◆ Exercise directions: Retype each entry below, keeping every character the same.

◆ Data for the task:
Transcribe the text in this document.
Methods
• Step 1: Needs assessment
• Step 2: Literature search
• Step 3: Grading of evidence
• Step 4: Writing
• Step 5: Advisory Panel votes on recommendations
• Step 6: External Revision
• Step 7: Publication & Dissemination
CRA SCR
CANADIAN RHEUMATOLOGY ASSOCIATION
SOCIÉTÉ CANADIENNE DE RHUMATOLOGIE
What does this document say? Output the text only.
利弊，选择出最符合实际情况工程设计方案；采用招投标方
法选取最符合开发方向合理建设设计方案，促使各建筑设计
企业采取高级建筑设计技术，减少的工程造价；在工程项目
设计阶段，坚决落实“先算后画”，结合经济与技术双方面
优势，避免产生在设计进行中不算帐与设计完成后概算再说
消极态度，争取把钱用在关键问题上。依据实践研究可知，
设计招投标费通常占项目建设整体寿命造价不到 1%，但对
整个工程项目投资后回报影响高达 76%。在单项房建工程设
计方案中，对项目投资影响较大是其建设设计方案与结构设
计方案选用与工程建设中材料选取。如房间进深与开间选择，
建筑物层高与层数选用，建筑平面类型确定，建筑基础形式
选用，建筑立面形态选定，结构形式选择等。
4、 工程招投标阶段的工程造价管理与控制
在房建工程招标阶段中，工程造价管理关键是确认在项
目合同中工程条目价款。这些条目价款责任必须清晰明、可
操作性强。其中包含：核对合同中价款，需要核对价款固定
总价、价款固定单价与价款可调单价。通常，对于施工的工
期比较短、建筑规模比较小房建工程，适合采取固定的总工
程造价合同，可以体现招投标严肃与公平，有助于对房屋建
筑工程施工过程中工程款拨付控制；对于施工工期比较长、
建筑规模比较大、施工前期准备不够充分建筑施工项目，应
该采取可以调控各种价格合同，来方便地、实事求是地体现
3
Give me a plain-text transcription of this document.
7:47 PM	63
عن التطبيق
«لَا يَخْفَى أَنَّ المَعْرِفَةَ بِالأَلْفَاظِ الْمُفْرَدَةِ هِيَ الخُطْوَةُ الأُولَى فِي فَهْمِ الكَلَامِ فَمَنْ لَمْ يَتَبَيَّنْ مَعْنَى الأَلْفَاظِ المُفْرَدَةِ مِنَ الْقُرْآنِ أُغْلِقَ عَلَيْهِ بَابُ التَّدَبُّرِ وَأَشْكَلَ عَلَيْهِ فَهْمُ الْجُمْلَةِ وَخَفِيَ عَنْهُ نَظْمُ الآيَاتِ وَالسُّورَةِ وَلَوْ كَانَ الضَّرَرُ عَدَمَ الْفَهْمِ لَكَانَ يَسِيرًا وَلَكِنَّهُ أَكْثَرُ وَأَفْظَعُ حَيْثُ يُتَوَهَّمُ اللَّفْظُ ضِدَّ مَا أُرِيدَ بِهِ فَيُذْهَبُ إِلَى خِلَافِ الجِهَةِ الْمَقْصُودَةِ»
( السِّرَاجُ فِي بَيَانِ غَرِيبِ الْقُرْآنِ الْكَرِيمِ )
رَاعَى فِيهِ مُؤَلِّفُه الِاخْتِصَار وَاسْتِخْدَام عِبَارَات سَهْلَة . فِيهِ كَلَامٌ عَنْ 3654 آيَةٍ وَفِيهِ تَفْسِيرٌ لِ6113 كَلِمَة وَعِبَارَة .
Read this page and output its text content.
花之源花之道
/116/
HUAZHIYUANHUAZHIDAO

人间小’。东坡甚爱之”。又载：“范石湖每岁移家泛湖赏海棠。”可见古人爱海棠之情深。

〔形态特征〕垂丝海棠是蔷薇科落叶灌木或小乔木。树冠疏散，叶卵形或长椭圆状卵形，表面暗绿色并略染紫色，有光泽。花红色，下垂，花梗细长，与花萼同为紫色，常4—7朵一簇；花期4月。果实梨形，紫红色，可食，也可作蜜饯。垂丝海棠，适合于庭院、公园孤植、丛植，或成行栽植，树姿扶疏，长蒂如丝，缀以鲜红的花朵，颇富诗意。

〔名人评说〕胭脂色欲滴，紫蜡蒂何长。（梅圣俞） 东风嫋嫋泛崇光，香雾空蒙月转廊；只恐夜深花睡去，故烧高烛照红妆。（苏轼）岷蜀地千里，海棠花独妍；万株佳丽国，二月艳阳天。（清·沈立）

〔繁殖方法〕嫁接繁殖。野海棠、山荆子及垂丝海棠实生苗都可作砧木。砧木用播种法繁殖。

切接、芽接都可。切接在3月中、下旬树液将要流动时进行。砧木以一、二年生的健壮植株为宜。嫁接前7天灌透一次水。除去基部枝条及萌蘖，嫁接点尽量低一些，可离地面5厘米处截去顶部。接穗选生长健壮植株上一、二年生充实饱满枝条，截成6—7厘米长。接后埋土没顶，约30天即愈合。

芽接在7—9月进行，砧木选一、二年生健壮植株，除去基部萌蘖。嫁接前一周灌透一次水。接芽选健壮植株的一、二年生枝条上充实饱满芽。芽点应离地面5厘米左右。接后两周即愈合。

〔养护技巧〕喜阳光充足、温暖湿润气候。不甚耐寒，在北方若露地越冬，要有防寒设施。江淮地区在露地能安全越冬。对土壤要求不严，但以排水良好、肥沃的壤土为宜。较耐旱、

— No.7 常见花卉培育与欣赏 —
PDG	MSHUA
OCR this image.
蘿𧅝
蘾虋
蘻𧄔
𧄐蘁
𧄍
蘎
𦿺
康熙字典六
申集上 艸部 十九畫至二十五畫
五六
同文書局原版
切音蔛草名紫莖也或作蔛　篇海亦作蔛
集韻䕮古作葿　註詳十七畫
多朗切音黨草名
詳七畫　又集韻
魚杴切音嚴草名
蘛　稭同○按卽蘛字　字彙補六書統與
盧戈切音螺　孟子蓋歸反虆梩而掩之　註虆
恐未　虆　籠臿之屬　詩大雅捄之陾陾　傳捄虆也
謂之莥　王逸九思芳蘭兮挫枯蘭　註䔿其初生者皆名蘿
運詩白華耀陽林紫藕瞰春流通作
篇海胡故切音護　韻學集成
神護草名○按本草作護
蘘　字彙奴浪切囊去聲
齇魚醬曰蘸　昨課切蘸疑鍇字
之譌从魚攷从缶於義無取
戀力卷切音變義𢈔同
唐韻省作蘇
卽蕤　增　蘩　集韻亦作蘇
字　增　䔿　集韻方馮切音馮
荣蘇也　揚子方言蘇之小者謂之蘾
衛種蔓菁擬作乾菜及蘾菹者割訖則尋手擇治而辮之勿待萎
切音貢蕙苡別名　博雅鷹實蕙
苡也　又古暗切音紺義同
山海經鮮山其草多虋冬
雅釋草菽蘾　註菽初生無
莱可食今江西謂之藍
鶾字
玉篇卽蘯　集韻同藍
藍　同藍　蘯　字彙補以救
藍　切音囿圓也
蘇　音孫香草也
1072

◆ Solution to the problem:
Transcribe the text in this document.
Methods
• Step 1: Needs assessment
• Step 2: Literature search
• Step 3: Grading of evidence
• Step 4: Writing
• Step 5: Advisory Panel votes on recommendations
• Step 6: External Revision
• Step 7: Publication & Dissemination
CRA SCR
CANADIAN RHEUMATOLOGY ASSOCIATION
SOCIÉTÉ CANADIENNE DE RHUMATOLOGIE
What does this document say? Output the text only.
利弊，选择出最符合实际情况工程设计方案；采用招投标方
法选取最符合开发方向合理建设设计方案，促使各建筑设计
企业采取高级建筑设计技术，减少的工程造价；在工程项目
设计阶段，坚决落实“先算后画”，结合经济与技术双方面
优势，避免产生在设计进行中不算帐与设计完成后概算再说
消极态度，争取把钱用在关键问题上。依据实践研究可知，
设计招投标费通常占项目建设整体寿命造价不到 1%，但对
整个工程项目投资后回报影响高达 76%。在单项房建工程设
计方案中，对项目投资影响较大是其建设设计方案与结构设
计方案选用与工程建设中材料选取。如房间进深与开间选择，
建筑物层高与层数选用，建筑平面类型确定，建筑基础形式
选用，建筑立面形态选定，结构形式选择等。
4、 工程招投标阶段的工程造价管理与控制
在房建工程招标阶段中，工程造价管理关键是确认在项
目合同中工程条目价款。这些条目价款责任必须清晰明、可
操作性强。其中包含：核对合同中价款，需要核对价款固定
总价、价款固定单价与价款可调单价。通常，对于施工的工
期比较短、建筑规模比较小房建工程，适合采取固定的总工
程造价合同，可以体现招投标严肃与公平，有助于对房屋建
筑工程施工过程中工程款拨付控制；对于施工工期比较长、
建筑规模比较大、施工前期准备不够充分建筑施工项目，应
该采取可以调控各种价格合同，来方便地、实事求是地体现
3
Give me a plain-text transcription of this document.
7:47 PM	63
عن التطبيق
«لَا يَخْفَى أَنَّ المَعْرِفَةَ بِالأَلْفَاظِ الْمُفْرَدَةِ هِيَ الخُطْوَةُ الأُولَى فِي فَهْمِ الكَلَامِ فَمَنْ لَمْ يَتَبَيَّنْ مَعْنَى الأَلْفَاظِ المُفْرَدَةِ مِنَ الْقُرْآنِ أُغْلِقَ عَلَيْهِ بَابُ التَّدَبُّرِ وَأَشْكَلَ عَلَيْهِ فَهْمُ الْجُمْلَةِ وَخَفِيَ عَنْهُ نَظْمُ الآيَاتِ وَالسُّورَةِ وَلَوْ كَانَ الضَّرَرُ عَدَمَ الْفَهْمِ لَكَانَ يَسِيرًا وَلَكِنَّهُ أَكْثَرُ وَأَفْظَعُ حَيْثُ يُتَوَهَّمُ اللَّفْظُ ضِدَّ مَا أُرِيدَ بِهِ فَيُذْهَبُ إِلَى خِلَافِ الجِهَةِ الْمَقْصُودَةِ»
( السِّرَاجُ فِي بَيَانِ غَرِيبِ الْقُرْآنِ الْكَرِيمِ )
رَاعَى فِيهِ مُؤَلِّفُه الِاخْتِصَار وَاسْتِخْدَام عِبَارَات سَهْلَة . فِيهِ كَلَامٌ عَنْ 3654 آيَةٍ وَفِيهِ تَفْسِيرٌ لِ6113 كَلِمَة وَعِبَارَة .
Read this page and output its text content.
花之源花之道
/116/
HUAZHIYUANHUAZHIDAO

人间小’。东坡甚爱之”。又载：“范石湖每岁移家泛湖赏海棠。”可见古人爱海棠之情深。

〔形态特征〕垂丝海棠是蔷薇科落叶灌木或小乔木。树冠疏散，叶卵形或长椭圆状卵形，表面暗绿色并略染紫色，有光泽。花红色，下垂，花梗细长，与花萼同为紫色，常4—7朵一簇；花期4月。果实梨形，紫红色，可食，也可作蜜饯。垂丝海棠，适合于庭院、公园孤植、丛植，或成行栽植，树姿扶疏，长蒂如丝，缀以鲜红的花朵，颇富诗意。

〔名人评说〕胭脂色欲滴，紫蜡蒂何长。（梅圣俞） 东风嫋嫋泛崇光，香雾空蒙月转廊；只恐夜深花睡去，故烧高烛照红妆。（苏轼）岷蜀地千里，海棠花独妍；万株佳丽国，二月艳阳天。（清·沈立）

〔繁殖方法〕嫁接繁殖。野海棠、山荆子及垂丝海棠实生苗都可作砧木。砧木用播种法繁殖。

切接、芽接都可。切接在3月中、下旬树液将要流动时进行。砧木以一、二年生的健壮植株为宜。嫁接前7天灌透一次水。除去基部枝条及萌蘖，嫁接点尽量低一些，可离地面5厘米处截去顶部。接穗选生长健壮植株上一、二年生充实饱满枝条，截成6—7厘米长。接后埋土没顶，约30天即愈合。

芽接在7—9月进行，砧木选一、二年生健壮植株，除去基部萌蘖。嫁接前一周灌透一次水。接芽选健壮植株的一、二年生枝条上充实饱满芽。芽点应离地面5厘米左右。接后两周即愈合。

〔养护技巧〕喜阳光充足、温暖湿润气候。不甚耐寒，在北方若露地越冬，要有防寒设施。江淮地区在露地能安全越冬。对土壤要求不严，但以排水良好、肥沃的壤土为宜。较耐旱、

— No.7 常见花卉培育与欣赏 —
PDG	MSHUA
OCR this image.
蘿𧅝
蘾虋
蘻𧄔
𧄐蘁
𧄍
蘎
𦿺
康熙字典六
申集上 艸部 十九畫至二十五畫
五六
同文書局原版
切音蔛草名紫莖也或作蔛　篇海亦作蔛
集韻䕮古作葿　註詳十七畫
多朗切音黨草名
詳七畫　又集韻
魚杴切音嚴草名
蘛　稭同○按卽蘛字　字彙補六書統與
盧戈切音螺　孟子蓋歸反虆梩而掩之　註虆
恐未　虆　籠臿之屬　詩大雅捄之陾陾　傳捄虆也
謂之莥　王逸九思芳蘭兮挫枯蘭　註䔿其初生者皆名蘿
運詩白華耀陽林紫藕瞰春流通作
篇海胡故切音護　韻學集成
神護草名○按本草作護
蘘　字彙奴浪切囊去聲
齇魚醬曰蘸　昨課切蘸疑鍇字
之譌从魚攷从缶於義無取
戀力卷切音變義𢈔同
唐韻省作蘇
卽蕤　增　蘩　集韻亦作蘇
字　增　䔿　集韻方馮切音馮
荣蘇也　揚子方言蘇之小者謂之蘾
衛種蔓菁擬作乾菜及蘾菹者割訖則尋手擇治而辮之勿待萎
切音貢蕙苡別名　博雅鷹實蕙
苡也　又古暗切音紺義同
山海經鮮山其草多虋冬
雅釋草菽蘾　註菽初生無
莱可食今江西謂之藍
鶾字
玉篇卽蘯　集韻同藍
藍　同藍　蘯　字彙補以救
藍　切音囿圓也
蘇　音孫香草也
1072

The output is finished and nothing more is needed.